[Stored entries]
■ ■ ■

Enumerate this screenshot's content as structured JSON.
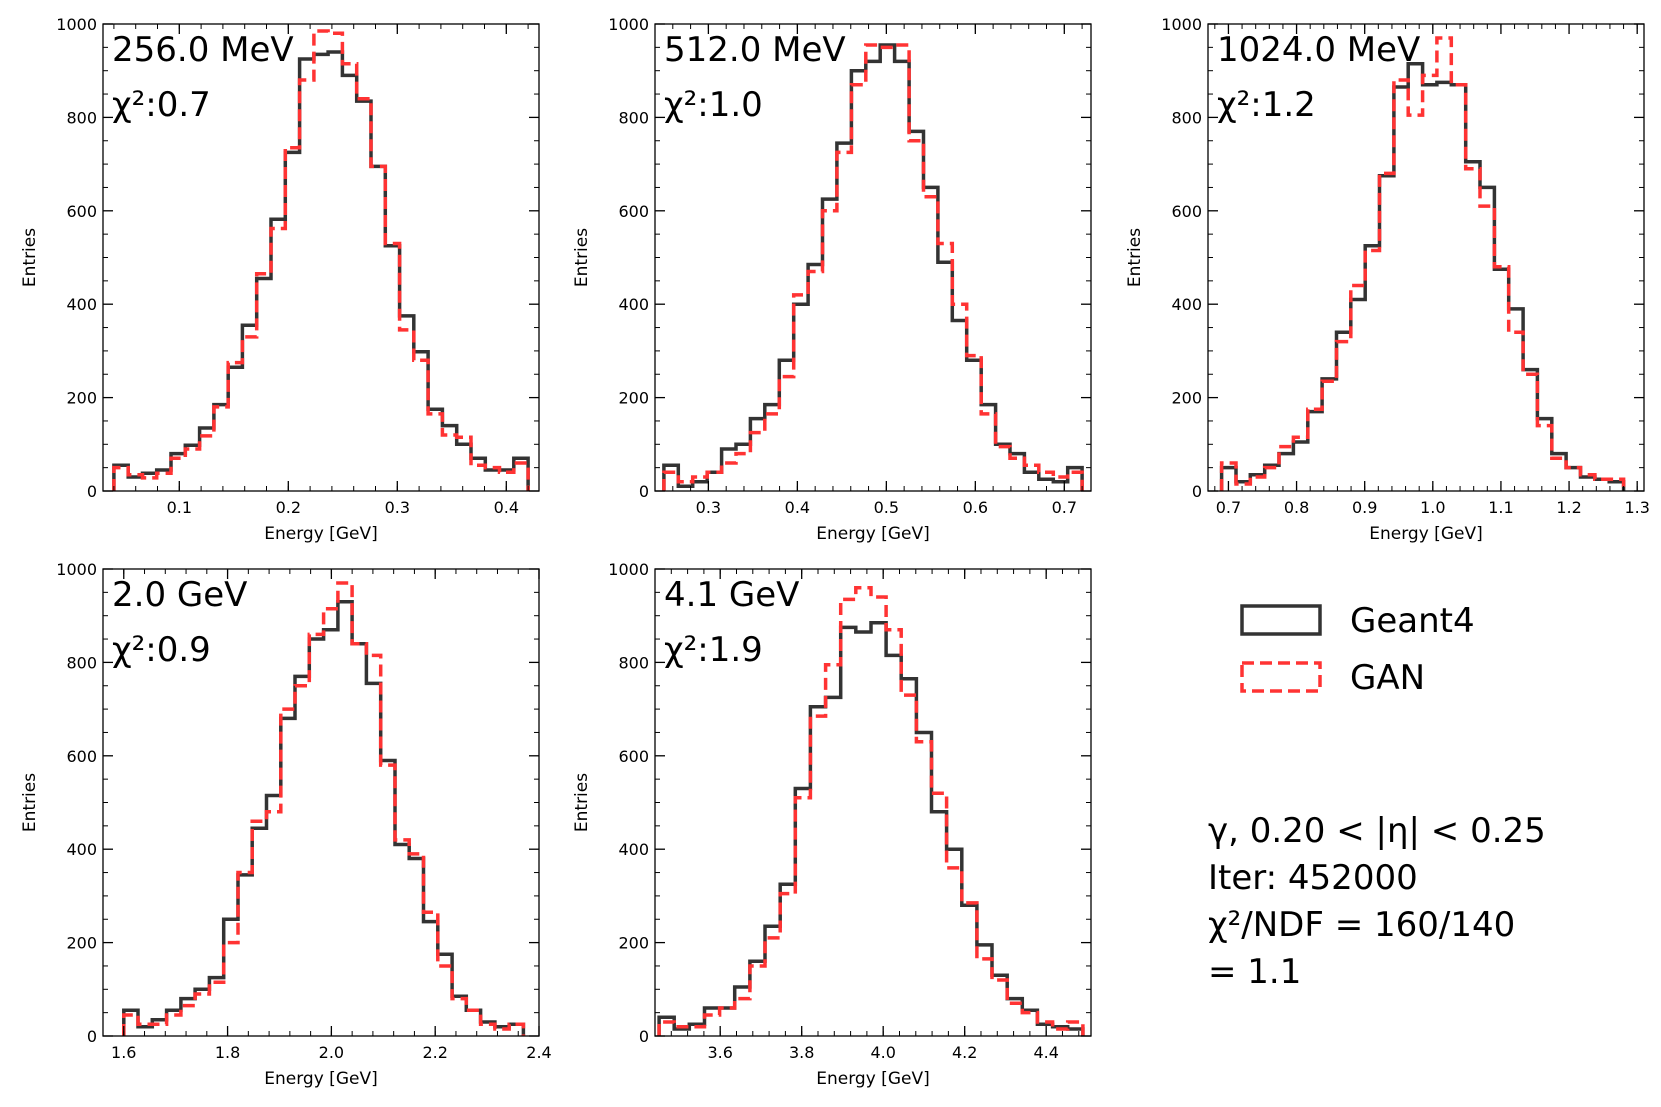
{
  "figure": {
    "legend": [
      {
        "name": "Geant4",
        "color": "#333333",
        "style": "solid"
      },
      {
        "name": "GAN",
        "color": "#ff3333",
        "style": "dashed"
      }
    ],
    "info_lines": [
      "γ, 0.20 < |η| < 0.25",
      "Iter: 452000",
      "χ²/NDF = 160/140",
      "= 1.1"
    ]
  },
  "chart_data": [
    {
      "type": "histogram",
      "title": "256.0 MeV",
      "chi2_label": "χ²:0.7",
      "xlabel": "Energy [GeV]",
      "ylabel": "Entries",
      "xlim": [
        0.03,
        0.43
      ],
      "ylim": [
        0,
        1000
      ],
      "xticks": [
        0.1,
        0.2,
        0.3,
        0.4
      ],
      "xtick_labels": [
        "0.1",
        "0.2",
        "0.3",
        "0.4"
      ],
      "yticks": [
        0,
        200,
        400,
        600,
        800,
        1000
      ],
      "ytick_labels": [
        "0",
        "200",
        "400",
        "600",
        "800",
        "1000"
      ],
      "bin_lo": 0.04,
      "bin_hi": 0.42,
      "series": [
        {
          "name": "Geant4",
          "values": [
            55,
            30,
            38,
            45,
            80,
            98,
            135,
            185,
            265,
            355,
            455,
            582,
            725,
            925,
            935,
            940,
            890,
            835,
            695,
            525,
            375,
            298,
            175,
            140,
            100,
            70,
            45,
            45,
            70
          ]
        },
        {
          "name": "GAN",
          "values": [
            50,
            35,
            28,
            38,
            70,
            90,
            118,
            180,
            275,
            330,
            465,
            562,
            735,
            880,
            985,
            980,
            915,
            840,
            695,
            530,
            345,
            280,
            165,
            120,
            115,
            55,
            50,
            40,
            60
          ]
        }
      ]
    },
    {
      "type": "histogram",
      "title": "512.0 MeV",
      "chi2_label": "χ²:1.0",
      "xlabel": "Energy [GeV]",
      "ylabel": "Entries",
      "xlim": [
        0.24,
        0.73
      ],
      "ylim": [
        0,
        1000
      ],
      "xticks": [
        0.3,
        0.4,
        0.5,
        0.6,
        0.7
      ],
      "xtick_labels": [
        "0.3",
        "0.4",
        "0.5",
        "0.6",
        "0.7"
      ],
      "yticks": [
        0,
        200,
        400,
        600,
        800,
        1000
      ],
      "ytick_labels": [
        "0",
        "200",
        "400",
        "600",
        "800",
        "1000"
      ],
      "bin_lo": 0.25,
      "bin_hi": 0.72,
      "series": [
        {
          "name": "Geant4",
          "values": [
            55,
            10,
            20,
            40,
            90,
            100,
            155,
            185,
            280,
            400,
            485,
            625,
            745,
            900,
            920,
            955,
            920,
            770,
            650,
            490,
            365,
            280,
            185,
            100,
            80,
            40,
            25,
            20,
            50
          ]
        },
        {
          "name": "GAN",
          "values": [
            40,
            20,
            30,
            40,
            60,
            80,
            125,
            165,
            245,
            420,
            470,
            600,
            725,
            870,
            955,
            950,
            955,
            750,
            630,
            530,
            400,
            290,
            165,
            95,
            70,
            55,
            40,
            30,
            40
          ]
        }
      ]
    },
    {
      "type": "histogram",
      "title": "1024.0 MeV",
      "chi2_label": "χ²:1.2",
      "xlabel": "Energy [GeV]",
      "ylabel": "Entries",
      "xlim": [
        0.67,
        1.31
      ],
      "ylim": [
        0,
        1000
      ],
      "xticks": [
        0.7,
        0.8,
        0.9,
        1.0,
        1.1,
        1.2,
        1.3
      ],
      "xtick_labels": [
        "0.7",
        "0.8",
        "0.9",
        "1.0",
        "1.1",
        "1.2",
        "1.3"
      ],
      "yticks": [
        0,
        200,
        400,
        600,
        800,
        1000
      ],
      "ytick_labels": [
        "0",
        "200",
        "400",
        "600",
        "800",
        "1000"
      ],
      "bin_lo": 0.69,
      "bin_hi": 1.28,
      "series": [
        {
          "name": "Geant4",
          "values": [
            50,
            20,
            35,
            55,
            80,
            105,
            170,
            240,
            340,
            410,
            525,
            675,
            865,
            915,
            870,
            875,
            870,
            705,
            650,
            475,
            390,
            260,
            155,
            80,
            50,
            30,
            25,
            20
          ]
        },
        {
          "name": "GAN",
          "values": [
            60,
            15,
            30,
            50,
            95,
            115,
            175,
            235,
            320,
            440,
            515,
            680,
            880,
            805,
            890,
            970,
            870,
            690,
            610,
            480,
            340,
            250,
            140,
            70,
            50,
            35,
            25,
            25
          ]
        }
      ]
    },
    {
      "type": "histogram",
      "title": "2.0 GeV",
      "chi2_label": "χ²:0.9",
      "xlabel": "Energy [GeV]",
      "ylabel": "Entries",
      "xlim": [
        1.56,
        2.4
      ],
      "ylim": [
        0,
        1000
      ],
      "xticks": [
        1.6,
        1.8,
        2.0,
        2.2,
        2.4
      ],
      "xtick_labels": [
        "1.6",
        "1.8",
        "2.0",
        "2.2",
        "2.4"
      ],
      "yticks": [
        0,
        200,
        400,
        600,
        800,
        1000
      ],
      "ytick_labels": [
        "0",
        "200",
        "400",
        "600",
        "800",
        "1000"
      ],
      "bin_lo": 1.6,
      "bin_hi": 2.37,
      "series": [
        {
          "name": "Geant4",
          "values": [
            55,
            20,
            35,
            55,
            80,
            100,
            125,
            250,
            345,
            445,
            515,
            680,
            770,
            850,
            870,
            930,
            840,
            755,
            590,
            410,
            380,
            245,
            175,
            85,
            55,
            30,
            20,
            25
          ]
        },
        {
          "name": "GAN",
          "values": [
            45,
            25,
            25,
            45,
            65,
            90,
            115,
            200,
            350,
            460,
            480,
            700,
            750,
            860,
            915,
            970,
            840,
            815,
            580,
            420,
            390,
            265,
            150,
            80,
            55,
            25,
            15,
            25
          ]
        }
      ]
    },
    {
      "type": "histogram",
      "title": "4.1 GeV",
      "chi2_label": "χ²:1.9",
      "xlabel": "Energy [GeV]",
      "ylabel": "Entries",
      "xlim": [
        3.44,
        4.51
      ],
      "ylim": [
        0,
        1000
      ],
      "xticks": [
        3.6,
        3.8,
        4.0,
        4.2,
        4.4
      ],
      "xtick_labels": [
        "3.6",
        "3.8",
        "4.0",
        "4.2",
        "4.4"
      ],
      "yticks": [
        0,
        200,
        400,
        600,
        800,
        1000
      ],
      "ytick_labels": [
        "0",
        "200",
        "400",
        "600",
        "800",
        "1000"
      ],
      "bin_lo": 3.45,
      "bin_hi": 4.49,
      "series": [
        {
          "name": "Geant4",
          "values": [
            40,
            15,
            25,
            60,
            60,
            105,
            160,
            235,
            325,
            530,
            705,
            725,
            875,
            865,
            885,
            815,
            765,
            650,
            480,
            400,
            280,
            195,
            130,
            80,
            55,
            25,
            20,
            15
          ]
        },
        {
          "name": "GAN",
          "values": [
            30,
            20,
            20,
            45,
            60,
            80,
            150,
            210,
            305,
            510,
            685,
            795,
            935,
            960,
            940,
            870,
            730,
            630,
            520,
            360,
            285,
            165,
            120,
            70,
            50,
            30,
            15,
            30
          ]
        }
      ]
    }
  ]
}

■ ■ ■

Reproduce the material in its entirety and word for word, without the pictures.

▶ [SOLUTION FOR THIS EXERCISE]:
Enumerate this screenshot's content as structured JSON.
{
  "figure": {
    "legend": [
      {
        "name": "Geant4",
        "color": "#333333",
        "style": "solid"
      },
      {
        "name": "GAN",
        "color": "#ff3333",
        "style": "dashed"
      }
    ],
    "info_lines": [
      "γ, 0.20 < |η| < 0.25",
      "Iter: 452000",
      "χ²/NDF = 160/140",
      "= 1.1"
    ]
  },
  "chart_data": [
    {
      "type": "histogram",
      "title": "256.0 MeV",
      "chi2_label": "χ²:0.7",
      "xlabel": "Energy [GeV]",
      "ylabel": "Entries",
      "xlim": [
        0.03,
        0.43
      ],
      "ylim": [
        0,
        1000
      ],
      "xticks": [
        0.1,
        0.2,
        0.3,
        0.4
      ],
      "xtick_labels": [
        "0.1",
        "0.2",
        "0.3",
        "0.4"
      ],
      "yticks": [
        0,
        200,
        400,
        600,
        800,
        1000
      ],
      "ytick_labels": [
        "0",
        "200",
        "400",
        "600",
        "800",
        "1000"
      ],
      "bin_lo": 0.04,
      "bin_hi": 0.42,
      "series": [
        {
          "name": "Geant4",
          "values": [
            55,
            30,
            38,
            45,
            80,
            98,
            135,
            185,
            265,
            355,
            455,
            582,
            725,
            925,
            935,
            940,
            890,
            835,
            695,
            525,
            375,
            298,
            175,
            140,
            100,
            70,
            45,
            45,
            70
          ]
        },
        {
          "name": "GAN",
          "values": [
            50,
            35,
            28,
            38,
            70,
            90,
            118,
            180,
            275,
            330,
            465,
            562,
            735,
            880,
            985,
            980,
            915,
            840,
            695,
            530,
            345,
            280,
            165,
            120,
            115,
            55,
            50,
            40,
            60
          ]
        }
      ]
    },
    {
      "type": "histogram",
      "title": "512.0 MeV",
      "chi2_label": "χ²:1.0",
      "xlabel": "Energy [GeV]",
      "ylabel": "Entries",
      "xlim": [
        0.24,
        0.73
      ],
      "ylim": [
        0,
        1000
      ],
      "xticks": [
        0.3,
        0.4,
        0.5,
        0.6,
        0.7
      ],
      "xtick_labels": [
        "0.3",
        "0.4",
        "0.5",
        "0.6",
        "0.7"
      ],
      "yticks": [
        0,
        200,
        400,
        600,
        800,
        1000
      ],
      "ytick_labels": [
        "0",
        "200",
        "400",
        "600",
        "800",
        "1000"
      ],
      "bin_lo": 0.25,
      "bin_hi": 0.72,
      "series": [
        {
          "name": "Geant4",
          "values": [
            55,
            10,
            20,
            40,
            90,
            100,
            155,
            185,
            280,
            400,
            485,
            625,
            745,
            900,
            920,
            955,
            920,
            770,
            650,
            490,
            365,
            280,
            185,
            100,
            80,
            40,
            25,
            20,
            50
          ]
        },
        {
          "name": "GAN",
          "values": [
            40,
            20,
            30,
            40,
            60,
            80,
            125,
            165,
            245,
            420,
            470,
            600,
            725,
            870,
            955,
            950,
            955,
            750,
            630,
            530,
            400,
            290,
            165,
            95,
            70,
            55,
            40,
            30,
            40
          ]
        }
      ]
    },
    {
      "type": "histogram",
      "title": "1024.0 MeV",
      "chi2_label": "χ²:1.2",
      "xlabel": "Energy [GeV]",
      "ylabel": "Entries",
      "xlim": [
        0.67,
        1.31
      ],
      "ylim": [
        0,
        1000
      ],
      "xticks": [
        0.7,
        0.8,
        0.9,
        1.0,
        1.1,
        1.2,
        1.3
      ],
      "xtick_labels": [
        "0.7",
        "0.8",
        "0.9",
        "1.0",
        "1.1",
        "1.2",
        "1.3"
      ],
      "yticks": [
        0,
        200,
        400,
        600,
        800,
        1000
      ],
      "ytick_labels": [
        "0",
        "200",
        "400",
        "600",
        "800",
        "1000"
      ],
      "bin_lo": 0.69,
      "bin_hi": 1.28,
      "series": [
        {
          "name": "Geant4",
          "values": [
            50,
            20,
            35,
            55,
            80,
            105,
            170,
            240,
            340,
            410,
            525,
            675,
            865,
            915,
            870,
            875,
            870,
            705,
            650,
            475,
            390,
            260,
            155,
            80,
            50,
            30,
            25,
            20
          ]
        },
        {
          "name": "GAN",
          "values": [
            60,
            15,
            30,
            50,
            95,
            115,
            175,
            235,
            320,
            440,
            515,
            680,
            880,
            805,
            890,
            970,
            870,
            690,
            610,
            480,
            340,
            250,
            140,
            70,
            50,
            35,
            25,
            25
          ]
        }
      ]
    },
    {
      "type": "histogram",
      "title": "2.0 GeV",
      "chi2_label": "χ²:0.9",
      "xlabel": "Energy [GeV]",
      "ylabel": "Entries",
      "xlim": [
        1.56,
        2.4
      ],
      "ylim": [
        0,
        1000
      ],
      "xticks": [
        1.6,
        1.8,
        2.0,
        2.2,
        2.4
      ],
      "xtick_labels": [
        "1.6",
        "1.8",
        "2.0",
        "2.2",
        "2.4"
      ],
      "yticks": [
        0,
        200,
        400,
        600,
        800,
        1000
      ],
      "ytick_labels": [
        "0",
        "200",
        "400",
        "600",
        "800",
        "1000"
      ],
      "bin_lo": 1.6,
      "bin_hi": 2.37,
      "series": [
        {
          "name": "Geant4",
          "values": [
            55,
            20,
            35,
            55,
            80,
            100,
            125,
            250,
            345,
            445,
            515,
            680,
            770,
            850,
            870,
            930,
            840,
            755,
            590,
            410,
            380,
            245,
            175,
            85,
            55,
            30,
            20,
            25
          ]
        },
        {
          "name": "GAN",
          "values": [
            45,
            25,
            25,
            45,
            65,
            90,
            115,
            200,
            350,
            460,
            480,
            700,
            750,
            860,
            915,
            970,
            840,
            815,
            580,
            420,
            390,
            265,
            150,
            80,
            55,
            25,
            15,
            25
          ]
        }
      ]
    },
    {
      "type": "histogram",
      "title": "4.1 GeV",
      "chi2_label": "χ²:1.9",
      "xlabel": "Energy [GeV]",
      "ylabel": "Entries",
      "xlim": [
        3.44,
        4.51
      ],
      "ylim": [
        0,
        1000
      ],
      "xticks": [
        3.6,
        3.8,
        4.0,
        4.2,
        4.4
      ],
      "xtick_labels": [
        "3.6",
        "3.8",
        "4.0",
        "4.2",
        "4.4"
      ],
      "yticks": [
        0,
        200,
        400,
        600,
        800,
        1000
      ],
      "ytick_labels": [
        "0",
        "200",
        "400",
        "600",
        "800",
        "1000"
      ],
      "bin_lo": 3.45,
      "bin_hi": 4.49,
      "series": [
        {
          "name": "Geant4",
          "values": [
            40,
            15,
            25,
            60,
            60,
            105,
            160,
            235,
            325,
            530,
            705,
            725,
            875,
            865,
            885,
            815,
            765,
            650,
            480,
            400,
            280,
            195,
            130,
            80,
            55,
            25,
            20,
            15
          ]
        },
        {
          "name": "GAN",
          "values": [
            30,
            20,
            20,
            45,
            60,
            80,
            150,
            210,
            305,
            510,
            685,
            795,
            935,
            960,
            940,
            870,
            730,
            630,
            520,
            360,
            285,
            165,
            120,
            70,
            50,
            30,
            15,
            30
          ]
        }
      ]
    }
  ]
}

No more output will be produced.